_YOUR OBJECTIVE_
Pick out every line in the data below that holds "system".

_INPUT_
-- Start --

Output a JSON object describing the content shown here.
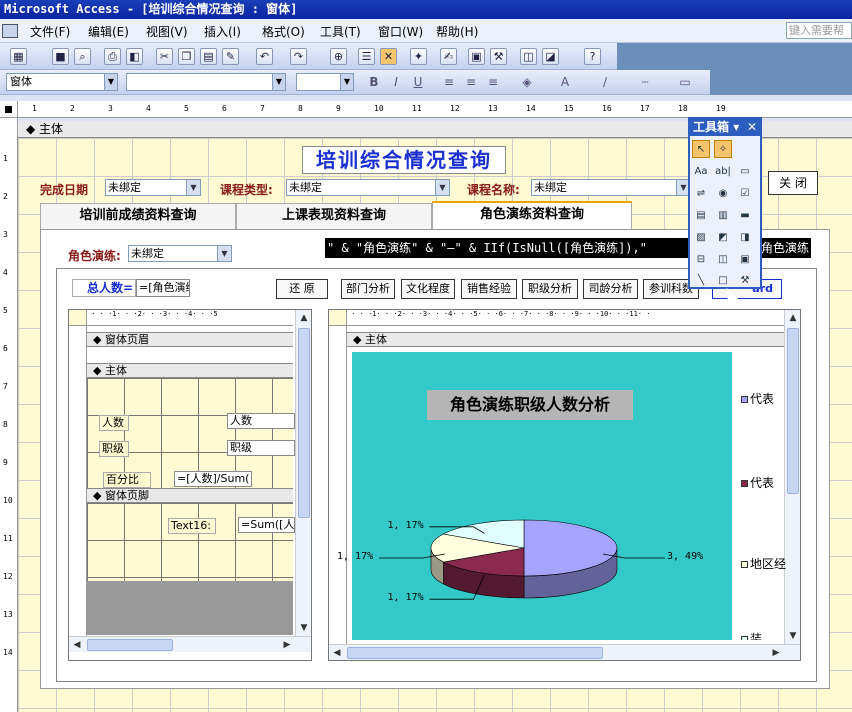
{
  "window": {
    "title": "Microsoft Access - [培训综合情况查询 : 窗体]"
  },
  "menu": {
    "items": [
      "文件(F)",
      "编辑(E)",
      "视图(V)",
      "插入(I)",
      "格式(O)",
      "工具(T)",
      "窗口(W)",
      "帮助(H)"
    ],
    "help_placeholder": "键入需要帮"
  },
  "format_toolbar": {
    "object_combo": "窗体",
    "bold": "B",
    "italic": "I",
    "underline": "U"
  },
  "design": {
    "ruler_marks": [
      "1",
      "2",
      "3",
      "4",
      "5",
      "6",
      "7",
      "8",
      "9",
      "10",
      "11",
      "12",
      "13",
      "14",
      "15",
      "16",
      "17",
      "18",
      "19"
    ],
    "vruler_marks": [
      "1",
      "2",
      "3",
      "4",
      "5",
      "6",
      "7",
      "8",
      "9",
      "10",
      "11",
      "12",
      "13",
      "14"
    ],
    "section_main": "主体"
  },
  "form": {
    "title": "培训综合情况查询",
    "filters": [
      {
        "label": "完成日期",
        "value": "未绑定"
      },
      {
        "label": "课程类型:",
        "value": "未绑定"
      },
      {
        "label": "课程名称:",
        "value": "未绑定"
      }
    ],
    "close_button": "关 闭",
    "tabs": [
      "培训前成绩资料查询",
      "上课表现资料查询",
      "角色演练资料查询"
    ],
    "active_tab": 2,
    "role_label": "角色演练:",
    "role_value": "未绑定",
    "formula": "\" & \"角色演练\" & \"—\" & IIf(IsNull([角色演练]),\"",
    "formula_tail": "角色演练",
    "total_label": "总人数=",
    "total_value": "=[角色演练]",
    "buttons": [
      "还 原",
      "部门分析",
      "文化程度",
      "销售经验",
      "职级分析",
      "司龄分析",
      "参训科数"
    ],
    "wizard_button": "ard"
  },
  "subform_left": {
    "section_header": "窗体页眉",
    "section_main": "主体",
    "section_footer": "窗体页脚",
    "controls": {
      "label_count": "人数",
      "field_count": "人数",
      "label_rank": "职级",
      "field_rank": "职级",
      "label_pct": "百分比",
      "field_pct": "=[人数]/Sum(",
      "label_text16": "Text16:",
      "field_sum": "=Sum([人数"
    }
  },
  "subform_right": {
    "section_main": "主体"
  },
  "chart_data": {
    "type": "pie",
    "title": "角色演练职级人数分析",
    "slices": [
      {
        "label": "3, 49%",
        "value": 3,
        "percent": 49,
        "color": "#a5a5ff"
      },
      {
        "label": "1, 17%",
        "value": 1,
        "percent": 17,
        "color": "#8b2a4f"
      },
      {
        "label": "1, 17%",
        "value": 1,
        "percent": 17,
        "color": "#ffffe0"
      },
      {
        "label": "1, 17%",
        "value": 1,
        "percent": 17,
        "color": "#e0ffff"
      }
    ],
    "legend": [
      "代表",
      "代表",
      "地区经",
      "装"
    ],
    "legend_colors": [
      "#a5a5ff",
      "#8b2a4f",
      "#ffffe0",
      "#e0ffff"
    ]
  },
  "toolbox": {
    "title": "工具箱"
  }
}
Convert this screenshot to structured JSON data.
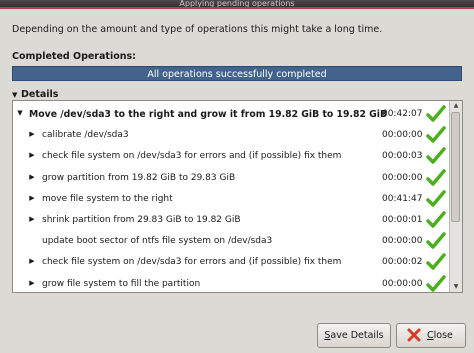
{
  "window": {
    "title": "Applying pending operations"
  },
  "intro_text": "Depending on the amount and type of operations this might take a long time.",
  "completed_label": "Completed Operations:",
  "progress": {
    "text": "All operations successfully completed",
    "fraction": 1.0
  },
  "details_label": "Details",
  "tree": {
    "rows": [
      {
        "text": "Move /dev/sda3 to the right and grow it from 19.82 GiB to 19.82 GiB",
        "time": "00:42:07",
        "expander": "expanded",
        "level": 0
      },
      {
        "text": "calibrate /dev/sda3",
        "time": "00:00:00",
        "expander": "collapsed",
        "level": 1
      },
      {
        "text": "check file system on /dev/sda3 for errors and (if possible) fix them",
        "time": "00:00:03",
        "expander": "collapsed",
        "level": 1
      },
      {
        "text": "grow partition from 19.82 GiB to 29.83 GiB",
        "time": "00:00:00",
        "expander": "collapsed",
        "level": 1
      },
      {
        "text": "move file system to the right",
        "time": "00:41:47",
        "expander": "collapsed",
        "level": 1
      },
      {
        "text": "shrink partition from 29.83 GiB to 19.82 GiB",
        "time": "00:00:01",
        "expander": "collapsed",
        "level": 1
      },
      {
        "text": "update boot sector of ntfs file system on /dev/sda3",
        "time": "00:00:00",
        "expander": "none",
        "level": 1
      },
      {
        "text": "check file system on /dev/sda3 for errors and (if possible) fix them",
        "time": "00:00:02",
        "expander": "collapsed",
        "level": 1
      },
      {
        "text": "grow file system to fill the partition",
        "time": "00:00:00",
        "expander": "collapsed",
        "level": 1
      }
    ],
    "status_icon": "check-icon"
  },
  "buttons": {
    "save_details": {
      "label": "Save Details",
      "mnemonic": "S"
    },
    "close": {
      "label": "Close",
      "mnemonic": "C",
      "icon": "close-icon"
    }
  },
  "colors": {
    "progress": "#42648c",
    "check": "#4caf1f",
    "close_icon": "#d83a2c"
  }
}
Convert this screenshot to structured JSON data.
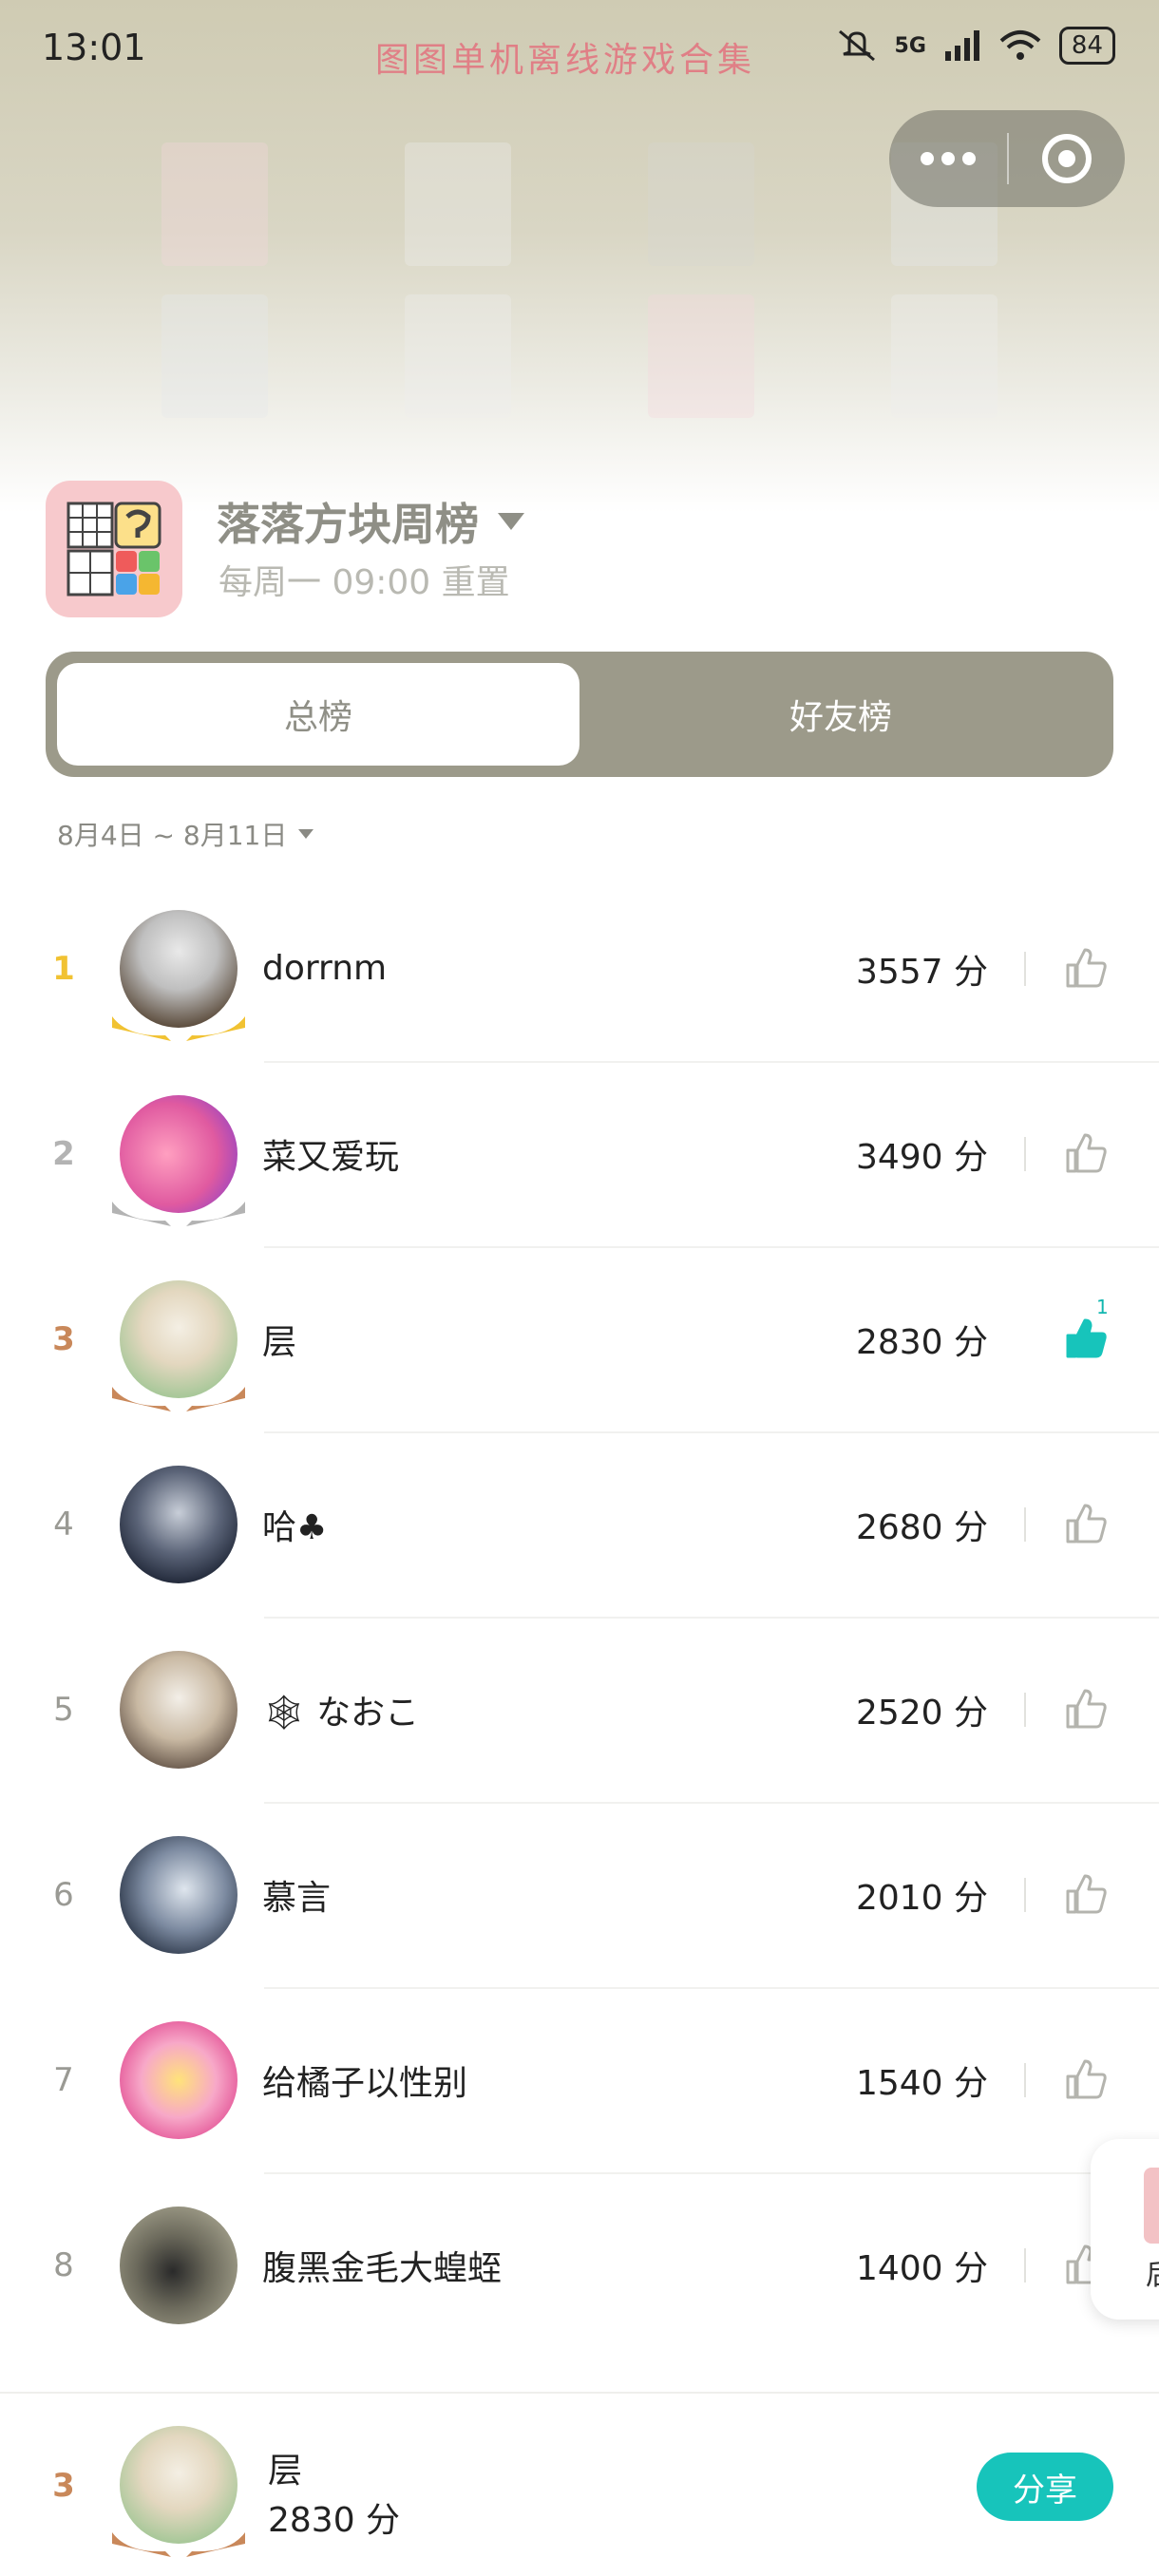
{
  "status_bar": {
    "time": "13:01",
    "watermark": "图图单机离线游戏合集",
    "network": "5G",
    "battery": "84"
  },
  "game": {
    "title": "落落方块周榜",
    "subtitle": "每周一 09:00 重置"
  },
  "tabs": [
    {
      "label": "总榜",
      "active": true
    },
    {
      "label": "好友榜",
      "active": false
    }
  ],
  "date_range": "8月4日 ~ 8月11日",
  "leaderboard": [
    {
      "rank": "1",
      "name": "dorrnm",
      "score": "3557 分",
      "liked": false,
      "like_count": ""
    },
    {
      "rank": "2",
      "name": "菜又爱玩",
      "score": "3490 分",
      "liked": false,
      "like_count": ""
    },
    {
      "rank": "3",
      "name": "层",
      "score": "2830 分",
      "liked": true,
      "like_count": "1"
    },
    {
      "rank": "4",
      "name": "哈♣",
      "score": "2680 分",
      "liked": false,
      "like_count": ""
    },
    {
      "rank": "5",
      "name": "🕸 なおこ",
      "score": "2520 分",
      "liked": false,
      "like_count": ""
    },
    {
      "rank": "6",
      "name": "慕言",
      "score": "2010 分",
      "liked": false,
      "like_count": ""
    },
    {
      "rank": "7",
      "name": "给橘子以性别",
      "score": "1540 分",
      "liked": false,
      "like_count": ""
    },
    {
      "rank": "8",
      "name": "腹黑金毛大蝗蛭",
      "score": "1400 分",
      "liked": false,
      "like_count": ""
    }
  ],
  "me": {
    "rank": "3",
    "name": "层",
    "score": "2830 分"
  },
  "share_label": "分享",
  "side_card_text": "后",
  "colors": {
    "accent": "#17c4bb",
    "tab_bg": "#9c9a8a",
    "gold": "#f1c232",
    "silver": "#b3b3b3",
    "bronze": "#c9885a"
  }
}
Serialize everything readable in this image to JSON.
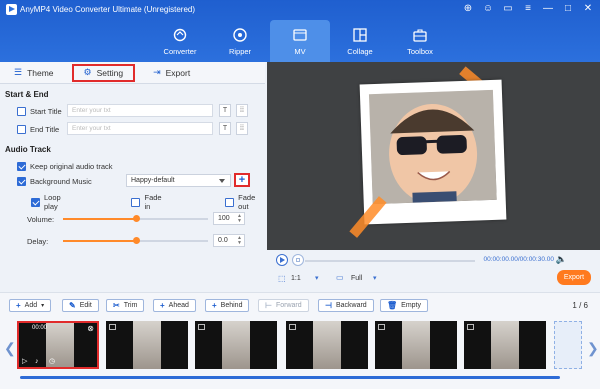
{
  "app": {
    "title": "AnyMP4 Video Converter Ultimate (Unregistered)"
  },
  "window_controls": [
    "cart-icon",
    "person-icon",
    "message-icon",
    "menu-icon",
    "minimize-icon",
    "maximize-icon",
    "close-icon"
  ],
  "nav": [
    {
      "label": "Converter",
      "icon": "converter-icon",
      "active": false
    },
    {
      "label": "Ripper",
      "icon": "ripper-icon",
      "active": false
    },
    {
      "label": "MV",
      "icon": "mv-icon",
      "active": true
    },
    {
      "label": "Collage",
      "icon": "collage-icon",
      "active": false
    },
    {
      "label": "Toolbox",
      "icon": "toolbox-icon",
      "active": false
    }
  ],
  "tabs": [
    {
      "label": "Theme",
      "icon": "theme-icon"
    },
    {
      "label": "Setting",
      "icon": "gear-icon",
      "active": true
    },
    {
      "label": "Export",
      "icon": "export-icon"
    }
  ],
  "start_end": {
    "title": "Start & End",
    "start_title": {
      "label": "Start Title",
      "placeholder": "Enter your txt",
      "checked": false
    },
    "end_title": {
      "label": "End Title",
      "placeholder": "Enter your txt",
      "checked": false
    }
  },
  "audio": {
    "title": "Audio Track",
    "keep_original": {
      "label": "Keep original audio track",
      "checked": true
    },
    "background_music": {
      "label": "Background Music",
      "checked": true,
      "selected": "Happy-default"
    },
    "add_symbol": "+",
    "loop_play": {
      "label": "Loop play",
      "checked": true
    },
    "fade_in": {
      "label": "Fade in",
      "checked": false
    },
    "fade_out": {
      "label": "Fade out",
      "checked": false
    },
    "volume": {
      "label": "Volume:",
      "value": "100",
      "level": 0.5
    },
    "delay": {
      "label": "Delay:",
      "value": "0.0",
      "level": 0.5
    }
  },
  "player": {
    "time": "00:00:00.00/00:00:30.00",
    "ratio": "1:1",
    "zoom": "Full",
    "export_label": "Export"
  },
  "toolbar": {
    "add": "Add",
    "edit": "Edit",
    "trim": "Trim",
    "ahead": "Ahead",
    "behind": "Behind",
    "forward": "Forward",
    "backward": "Backward",
    "empty": "Empty",
    "page": "1 / 6"
  },
  "timeline": {
    "first_clip_time": "00:00"
  },
  "colors": {
    "accent": "#2c70dd",
    "export": "#ff7a1f",
    "highlight": "#e12b2b"
  }
}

-- End --

_SOLUTION TO THE PROBLEM_
        "text": "check file system on /dev/sda3 for errors and (if possible) fix them",
        "text": "move file system to the right",
        "text": "update boot sector of ntfs file system on /dev/sda3",
        "text": "check file system on /dev/sda3 for errors and (if possible) fix them",
        "text": "grow file system to fill the partition",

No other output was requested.